▶ **Problem to solve**: Look for the string "оплата" in the lines and copy each line that has it.

▶ **The data**:
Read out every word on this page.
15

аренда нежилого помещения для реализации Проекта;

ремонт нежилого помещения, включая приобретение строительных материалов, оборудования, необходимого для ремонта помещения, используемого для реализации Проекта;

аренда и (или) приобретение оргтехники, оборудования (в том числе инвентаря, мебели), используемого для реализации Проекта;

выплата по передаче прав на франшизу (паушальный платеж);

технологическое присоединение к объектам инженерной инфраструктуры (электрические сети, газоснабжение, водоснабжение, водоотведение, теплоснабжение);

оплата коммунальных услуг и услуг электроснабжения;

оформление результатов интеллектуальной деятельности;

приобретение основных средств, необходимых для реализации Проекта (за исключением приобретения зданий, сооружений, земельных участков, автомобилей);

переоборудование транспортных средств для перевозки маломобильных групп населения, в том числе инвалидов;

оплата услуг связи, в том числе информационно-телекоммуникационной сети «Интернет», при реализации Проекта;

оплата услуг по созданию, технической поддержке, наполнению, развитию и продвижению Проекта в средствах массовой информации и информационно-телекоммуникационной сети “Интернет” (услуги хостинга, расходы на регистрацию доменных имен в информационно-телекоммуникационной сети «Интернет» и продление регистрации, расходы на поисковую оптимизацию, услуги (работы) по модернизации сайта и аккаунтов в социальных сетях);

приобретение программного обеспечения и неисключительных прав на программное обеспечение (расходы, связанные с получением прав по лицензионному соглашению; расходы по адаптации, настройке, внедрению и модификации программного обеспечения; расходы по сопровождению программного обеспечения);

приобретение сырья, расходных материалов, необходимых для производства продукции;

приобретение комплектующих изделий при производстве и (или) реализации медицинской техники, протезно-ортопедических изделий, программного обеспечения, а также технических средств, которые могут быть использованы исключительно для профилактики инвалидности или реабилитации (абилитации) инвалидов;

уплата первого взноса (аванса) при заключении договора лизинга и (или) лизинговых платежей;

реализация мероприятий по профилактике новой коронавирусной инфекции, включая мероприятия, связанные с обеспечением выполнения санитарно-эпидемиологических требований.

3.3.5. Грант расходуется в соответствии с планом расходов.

▶ **Correct result**:
оплата коммунальных услуг и услуг электроснабжения;
оплата услуг связи, в том числе информационно-телекоммуникационной сети «Интернет», при реализации Проекта;
оплата услуг по созданию, технической поддержке, наполнению, развитию и продвижению Проекта в средствах массовой информации и информационно-телекоммуникационной сети “Интернет” (услуги хостинга, расходы на регистрацию доменных имен в информационно-телекоммуникационной сети «Интернет» и продление регистрации, расходы на поисковую оптимизацию, услуги (работы) по модернизации сайта и аккаунтов в социальных сетях);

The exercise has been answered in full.